## Task objective
From the records below, extract all the text exactly and leave the images behind.

··· Data shown ···

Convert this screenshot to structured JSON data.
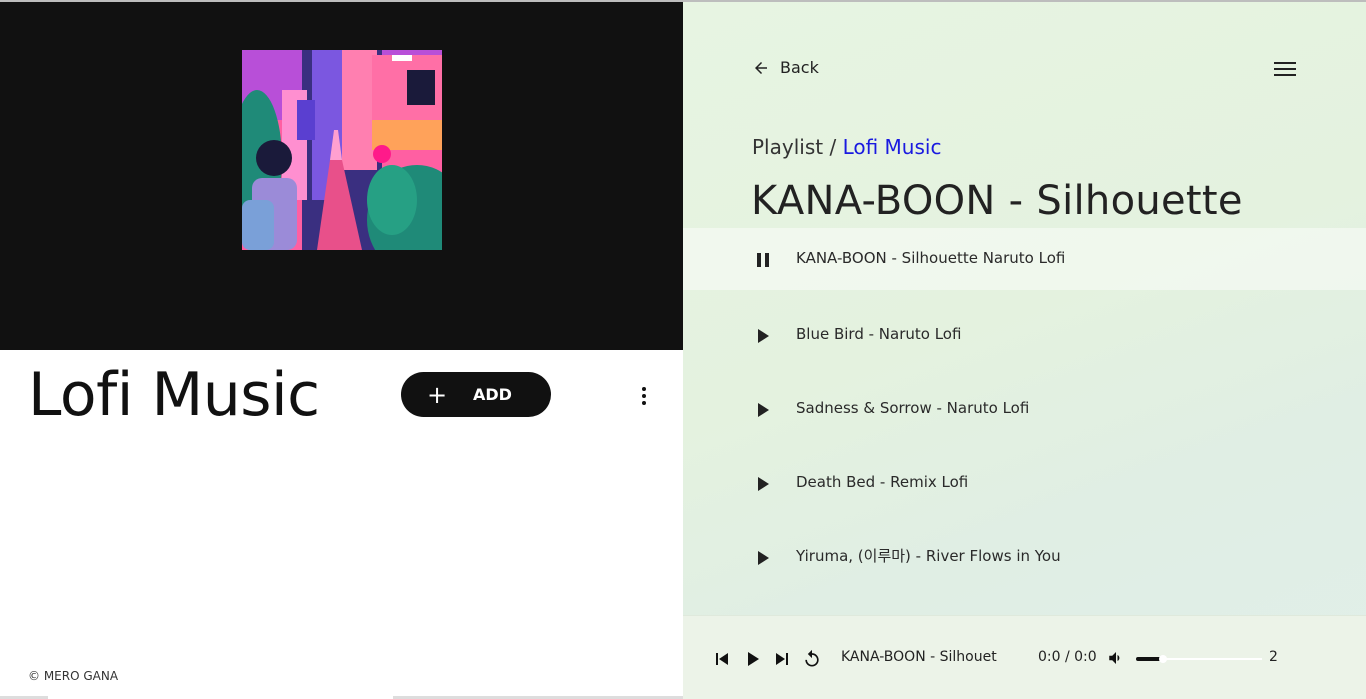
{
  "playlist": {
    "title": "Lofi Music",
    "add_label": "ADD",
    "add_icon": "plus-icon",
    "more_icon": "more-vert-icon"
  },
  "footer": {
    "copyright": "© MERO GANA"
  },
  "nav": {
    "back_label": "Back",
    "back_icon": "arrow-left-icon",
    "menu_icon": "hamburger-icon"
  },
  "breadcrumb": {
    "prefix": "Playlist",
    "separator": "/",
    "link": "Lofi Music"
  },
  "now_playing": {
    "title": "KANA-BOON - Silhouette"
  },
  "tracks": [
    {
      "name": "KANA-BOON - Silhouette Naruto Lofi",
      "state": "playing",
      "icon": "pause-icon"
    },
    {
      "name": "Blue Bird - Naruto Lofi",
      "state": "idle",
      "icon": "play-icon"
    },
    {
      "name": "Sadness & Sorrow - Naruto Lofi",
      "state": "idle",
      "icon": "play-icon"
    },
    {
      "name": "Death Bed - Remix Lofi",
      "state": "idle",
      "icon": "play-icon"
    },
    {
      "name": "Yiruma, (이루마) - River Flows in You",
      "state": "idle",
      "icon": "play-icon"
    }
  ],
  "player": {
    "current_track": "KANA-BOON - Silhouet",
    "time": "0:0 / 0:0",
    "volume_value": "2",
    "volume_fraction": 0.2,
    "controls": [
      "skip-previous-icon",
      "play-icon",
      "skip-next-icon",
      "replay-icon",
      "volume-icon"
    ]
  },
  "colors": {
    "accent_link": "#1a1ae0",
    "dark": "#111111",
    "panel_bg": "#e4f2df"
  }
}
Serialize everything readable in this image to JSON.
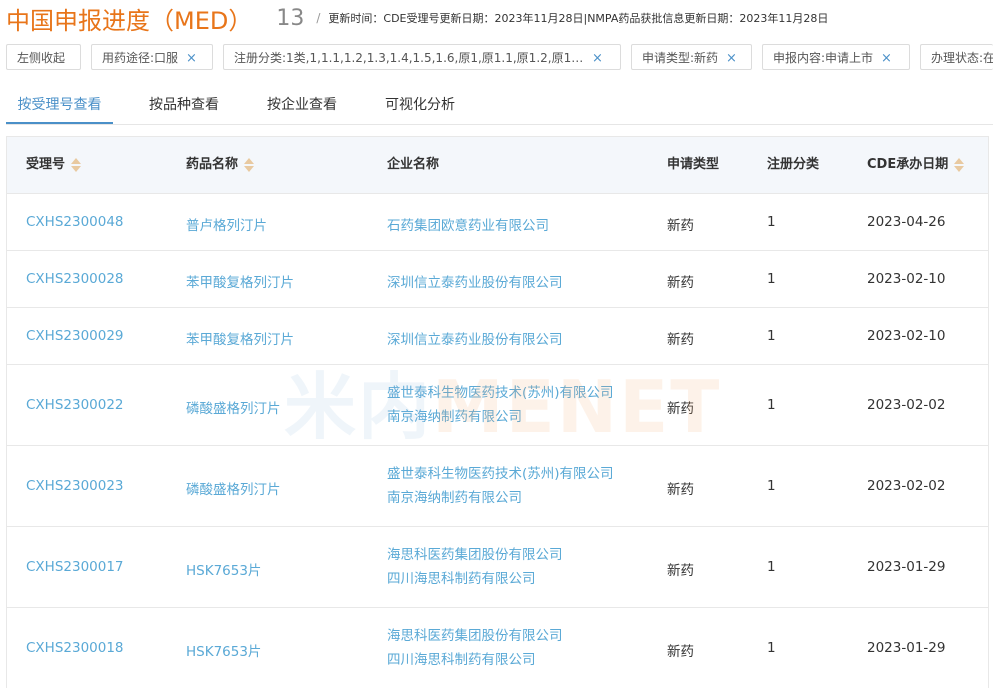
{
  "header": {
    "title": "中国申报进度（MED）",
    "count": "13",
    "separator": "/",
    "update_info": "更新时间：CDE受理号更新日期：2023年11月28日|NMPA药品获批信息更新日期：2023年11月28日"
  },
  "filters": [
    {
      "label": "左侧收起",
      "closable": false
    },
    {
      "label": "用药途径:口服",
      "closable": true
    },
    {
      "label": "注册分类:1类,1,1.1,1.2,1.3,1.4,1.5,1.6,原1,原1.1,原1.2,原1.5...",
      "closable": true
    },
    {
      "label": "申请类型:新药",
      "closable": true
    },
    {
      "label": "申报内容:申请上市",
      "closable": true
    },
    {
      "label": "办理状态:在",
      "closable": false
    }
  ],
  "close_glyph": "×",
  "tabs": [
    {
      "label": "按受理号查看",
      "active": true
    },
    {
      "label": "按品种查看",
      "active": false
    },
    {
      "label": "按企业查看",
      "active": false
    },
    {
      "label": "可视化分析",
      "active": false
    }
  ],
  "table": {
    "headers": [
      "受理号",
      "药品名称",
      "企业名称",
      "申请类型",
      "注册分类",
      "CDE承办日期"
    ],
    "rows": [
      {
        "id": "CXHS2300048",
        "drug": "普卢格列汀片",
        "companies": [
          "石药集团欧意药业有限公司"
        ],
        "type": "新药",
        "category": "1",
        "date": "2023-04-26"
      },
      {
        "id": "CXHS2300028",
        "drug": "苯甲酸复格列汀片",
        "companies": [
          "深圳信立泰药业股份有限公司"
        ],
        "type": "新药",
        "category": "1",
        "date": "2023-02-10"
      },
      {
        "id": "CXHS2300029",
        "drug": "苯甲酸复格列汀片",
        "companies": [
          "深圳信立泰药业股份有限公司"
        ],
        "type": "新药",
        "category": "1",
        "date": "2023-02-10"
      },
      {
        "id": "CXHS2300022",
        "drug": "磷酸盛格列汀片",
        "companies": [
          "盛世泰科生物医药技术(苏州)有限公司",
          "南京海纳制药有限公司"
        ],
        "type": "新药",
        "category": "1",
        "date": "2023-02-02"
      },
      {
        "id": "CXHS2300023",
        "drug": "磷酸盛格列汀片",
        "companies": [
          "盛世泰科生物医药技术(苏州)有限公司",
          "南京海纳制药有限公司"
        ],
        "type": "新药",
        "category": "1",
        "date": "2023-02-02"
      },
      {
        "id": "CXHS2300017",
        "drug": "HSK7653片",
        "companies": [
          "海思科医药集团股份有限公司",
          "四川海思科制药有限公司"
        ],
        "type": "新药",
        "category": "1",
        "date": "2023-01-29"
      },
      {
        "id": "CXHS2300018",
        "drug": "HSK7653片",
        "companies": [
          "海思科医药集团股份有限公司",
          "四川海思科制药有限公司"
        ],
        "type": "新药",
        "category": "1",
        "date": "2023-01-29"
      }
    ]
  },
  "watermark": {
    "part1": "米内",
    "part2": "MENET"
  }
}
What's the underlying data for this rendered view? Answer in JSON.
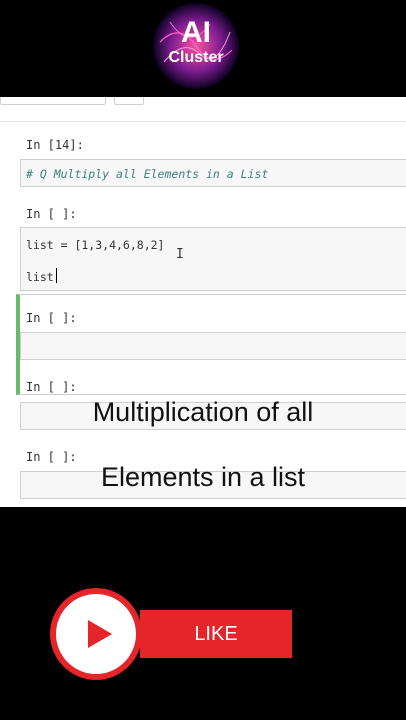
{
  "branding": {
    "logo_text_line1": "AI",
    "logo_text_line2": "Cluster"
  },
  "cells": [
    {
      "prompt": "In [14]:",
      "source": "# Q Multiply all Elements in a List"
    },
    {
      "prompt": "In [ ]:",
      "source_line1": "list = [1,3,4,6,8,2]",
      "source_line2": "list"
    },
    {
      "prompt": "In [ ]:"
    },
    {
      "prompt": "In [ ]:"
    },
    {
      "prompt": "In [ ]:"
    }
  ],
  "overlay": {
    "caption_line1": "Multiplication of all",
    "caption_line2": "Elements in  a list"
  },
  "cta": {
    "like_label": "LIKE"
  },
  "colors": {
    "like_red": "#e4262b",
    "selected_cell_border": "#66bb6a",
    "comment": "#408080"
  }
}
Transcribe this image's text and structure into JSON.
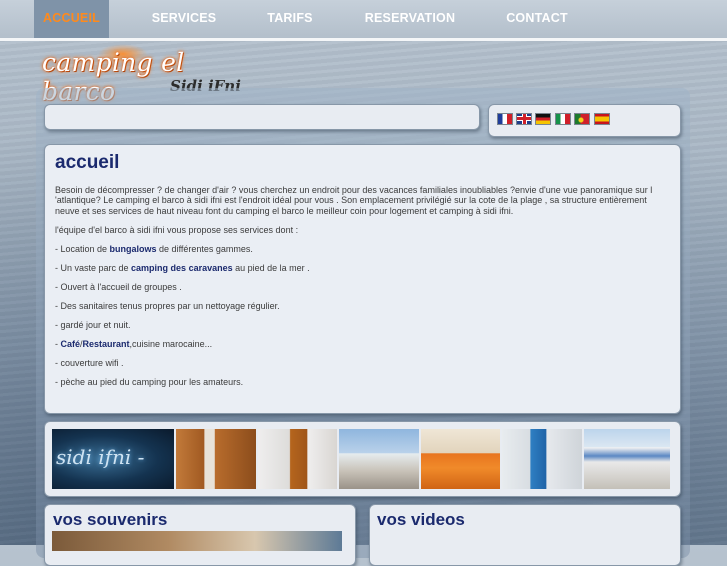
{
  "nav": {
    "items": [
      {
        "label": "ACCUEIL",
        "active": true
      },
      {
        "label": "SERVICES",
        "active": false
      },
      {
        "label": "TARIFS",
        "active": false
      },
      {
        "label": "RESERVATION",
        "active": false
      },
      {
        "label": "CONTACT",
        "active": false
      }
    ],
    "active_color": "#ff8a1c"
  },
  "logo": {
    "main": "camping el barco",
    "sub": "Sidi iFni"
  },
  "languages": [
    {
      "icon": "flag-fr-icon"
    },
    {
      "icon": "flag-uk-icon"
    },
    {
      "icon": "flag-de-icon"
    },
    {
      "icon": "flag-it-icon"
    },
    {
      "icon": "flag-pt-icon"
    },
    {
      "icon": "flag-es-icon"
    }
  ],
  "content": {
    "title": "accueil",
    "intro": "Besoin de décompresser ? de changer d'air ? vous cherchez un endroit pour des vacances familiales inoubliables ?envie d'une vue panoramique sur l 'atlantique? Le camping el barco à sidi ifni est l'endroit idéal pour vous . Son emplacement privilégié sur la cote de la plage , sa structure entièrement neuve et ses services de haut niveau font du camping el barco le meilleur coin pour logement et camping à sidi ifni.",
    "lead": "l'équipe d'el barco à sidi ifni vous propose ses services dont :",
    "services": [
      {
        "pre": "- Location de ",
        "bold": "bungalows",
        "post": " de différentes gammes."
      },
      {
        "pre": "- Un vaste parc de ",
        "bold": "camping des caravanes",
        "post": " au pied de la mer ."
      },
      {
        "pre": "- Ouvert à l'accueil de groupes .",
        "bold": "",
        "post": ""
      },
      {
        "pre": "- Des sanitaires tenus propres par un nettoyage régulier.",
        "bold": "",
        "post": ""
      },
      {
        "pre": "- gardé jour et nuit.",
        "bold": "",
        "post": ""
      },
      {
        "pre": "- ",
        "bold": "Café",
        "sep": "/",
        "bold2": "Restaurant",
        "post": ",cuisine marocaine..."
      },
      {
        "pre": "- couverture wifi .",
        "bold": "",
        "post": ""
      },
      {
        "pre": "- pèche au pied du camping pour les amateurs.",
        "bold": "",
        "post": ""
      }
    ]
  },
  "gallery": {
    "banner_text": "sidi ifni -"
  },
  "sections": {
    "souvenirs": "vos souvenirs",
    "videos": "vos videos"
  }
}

···

## Response to this task
Convert this screenshot to structured JSON data.
{
  "playlist": {
    "title": "Lofi Music",
    "add_label": "ADD",
    "add_icon": "plus-icon",
    "more_icon": "more-vert-icon"
  },
  "footer": {
    "copyright": "© MERO GANA"
  },
  "nav": {
    "back_label": "Back",
    "back_icon": "arrow-left-icon",
    "menu_icon": "hamburger-icon"
  },
  "breadcrumb": {
    "prefix": "Playlist",
    "separator": "/",
    "link": "Lofi Music"
  },
  "now_playing": {
    "title": "KANA-BOON - Silhouette"
  },
  "tracks": [
    {
      "name": "KANA-BOON - Silhouette Naruto Lofi",
      "state": "playing",
      "icon": "pause-icon"
    },
    {
      "name": "Blue Bird - Naruto Lofi",
      "state": "idle",
      "icon": "play-icon"
    },
    {
      "name": "Sadness & Sorrow - Naruto Lofi",
      "state": "idle",
      "icon": "play-icon"
    },
    {
      "name": "Death Bed - Remix Lofi",
      "state": "idle",
      "icon": "play-icon"
    },
    {
      "name": "Yiruma, (이루마) - River Flows in You",
      "state": "idle",
      "icon": "play-icon"
    }
  ],
  "player": {
    "current_track": "KANA-BOON - Silhouet",
    "time": "0:0 / 0:0",
    "volume_value": "2",
    "volume_fraction": 0.2,
    "controls": [
      "skip-previous-icon",
      "play-icon",
      "skip-next-icon",
      "replay-icon",
      "volume-icon"
    ]
  },
  "colors": {
    "accent_link": "#1a1ae0",
    "dark": "#111111",
    "panel_bg": "#e4f2df"
  }
}
Serialize everything readable in this image to JSON.
{
  "header": {
    "title": "中国申报进度（MED）",
    "count": "13",
    "separator": "/",
    "update_info": "更新时间：CDE受理号更新日期：2023年11月28日|NMPA药品获批信息更新日期：2023年11月28日"
  },
  "filters": [
    {
      "label": "左侧收起",
      "closable": false
    },
    {
      "label": "用药途径:口服",
      "closable": true
    },
    {
      "label": "注册分类:1类,1,1.1,1.2,1.3,1.4,1.5,1.6,原1,原1.1,原1.2,原1.5...",
      "closable": true
    },
    {
      "label": "申请类型:新药",
      "closable": true
    },
    {
      "label": "申报内容:申请上市",
      "closable": true
    },
    {
      "label": "办理状态:在",
      "closable": false
    }
  ],
  "close_glyph": "×",
  "tabs": [
    {
      "label": "按受理号查看",
      "active": true
    },
    {
      "label": "按品种查看",
      "active": false
    },
    {
      "label": "按企业查看",
      "active": false
    },
    {
      "label": "可视化分析",
      "active": false
    }
  ],
  "table": {
    "headers": [
      "受理号",
      "药品名称",
      "企业名称",
      "申请类型",
      "注册分类",
      "CDE承办日期"
    ],
    "rows": [
      {
        "id": "CXHS2300048",
        "drug": "普卢格列汀片",
        "companies": [
          "石药集团欧意药业有限公司"
        ],
        "type": "新药",
        "category": "1",
        "date": "2023-04-26"
      },
      {
        "id": "CXHS2300028",
        "drug": "苯甲酸复格列汀片",
        "companies": [
          "深圳信立泰药业股份有限公司"
        ],
        "type": "新药",
        "category": "1",
        "date": "2023-02-10"
      },
      {
        "id": "CXHS2300029",
        "drug": "苯甲酸复格列汀片",
        "companies": [
          "深圳信立泰药业股份有限公司"
        ],
        "type": "新药",
        "category": "1",
        "date": "2023-02-10"
      },
      {
        "id": "CXHS2300022",
        "drug": "磷酸盛格列汀片",
        "companies": [
          "盛世泰科生物医药技术(苏州)有限公司",
          "南京海纳制药有限公司"
        ],
        "type": "新药",
        "category": "1",
        "date": "2023-02-02"
      },
      {
        "id": "CXHS2300023",
        "drug": "磷酸盛格列汀片",
        "companies": [
          "盛世泰科生物医药技术(苏州)有限公司",
          "南京海纳制药有限公司"
        ],
        "type": "新药",
        "category": "1",
        "date": "2023-02-02"
      },
      {
        "id": "CXHS2300017",
        "drug": "HSK7653片",
        "companies": [
          "海思科医药集团股份有限公司",
          "四川海思科制药有限公司"
        ],
        "type": "新药",
        "category": "1",
        "date": "2023-01-29"
      },
      {
        "id": "CXHS2300018",
        "drug": "HSK7653片",
        "companies": [
          "海思科医药集团股份有限公司",
          "四川海思科制药有限公司"
        ],
        "type": "新药",
        "category": "1",
        "date": "2023-01-29"
      }
    ]
  },
  "watermark": {
    "part1": "米内",
    "part2": "MENET"
  }
}
What's the underlying data for this rendered view? Answer in JSON.
{
  "branding": {
    "logo_text_line1": "AI",
    "logo_text_line2": "Cluster"
  },
  "cells": [
    {
      "prompt": "In [14]:",
      "source": "# Q Multiply all Elements in a List"
    },
    {
      "prompt": "In [ ]:",
      "source_line1": "list = [1,3,4,6,8,2]",
      "source_line2": "list"
    },
    {
      "prompt": "In [ ]:"
    },
    {
      "prompt": "In [ ]:"
    },
    {
      "prompt": "In [ ]:"
    }
  ],
  "overlay": {
    "caption_line1": "Multiplication of all",
    "caption_line2": "Elements in  a list"
  },
  "cta": {
    "like_label": "LIKE"
  },
  "colors": {
    "like_red": "#e4262b",
    "selected_cell_border": "#66bb6a",
    "comment": "#408080"
  }
}
Transcribe this image's text and structure into JSON.
{
  "nav": {
    "items": [
      {
        "label": "ACCUEIL",
        "active": true
      },
      {
        "label": "SERVICES",
        "active": false
      },
      {
        "label": "TARIFS",
        "active": false
      },
      {
        "label": "RESERVATION",
        "active": false
      },
      {
        "label": "CONTACT",
        "active": false
      }
    ],
    "active_color": "#ff8a1c"
  },
  "logo": {
    "main": "camping el barco",
    "sub": "Sidi iFni"
  },
  "languages": [
    {
      "icon": "flag-fr-icon"
    },
    {
      "icon": "flag-uk-icon"
    },
    {
      "icon": "flag-de-icon"
    },
    {
      "icon": "flag-it-icon"
    },
    {
      "icon": "flag-pt-icon"
    },
    {
      "icon": "flag-es-icon"
    }
  ],
  "content": {
    "title": "accueil",
    "intro": "Besoin de décompresser ? de changer d'air ? vous cherchez un endroit pour des vacances familiales inoubliables ?envie d'une vue panoramique sur l 'atlantique? Le camping el barco à sidi ifni est l'endroit idéal pour vous . Son emplacement privilégié sur la cote de la plage , sa structure entièrement neuve et ses services de haut niveau font du camping el barco le meilleur coin pour logement et camping à sidi ifni.",
    "lead": "l'équipe d'el barco à sidi ifni vous propose ses services dont :",
    "services": [
      {
        "pre": "- Location de ",
        "bold": "bungalows",
        "post": " de différentes gammes."
      },
      {
        "pre": "- Un vaste parc de ",
        "bold": "camping des caravanes",
        "post": " au pied de la mer ."
      },
      {
        "pre": "- Ouvert à l'accueil de groupes .",
        "bold": "",
        "post": ""
      },
      {
        "pre": "- Des sanitaires tenus propres par un nettoyage régulier.",
        "bold": "",
        "post": ""
      },
      {
        "pre": "- gardé jour et nuit.",
        "bold": "",
        "post": ""
      },
      {
        "pre": "- ",
        "bold": "Café",
        "sep": "/",
        "bold2": "Restaurant",
        "post": ",cuisine marocaine..."
      },
      {
        "pre": "- couverture wifi .",
        "bold": "",
        "post": ""
      },
      {
        "pre": "- pèche au pied du camping pour les amateurs.",
        "bold": "",
        "post": ""
      }
    ]
  },
  "gallery": {
    "banner_text": "sidi ifni -"
  },
  "sections": {
    "souvenirs": "vos souvenirs",
    "videos": "vos videos"
  }
}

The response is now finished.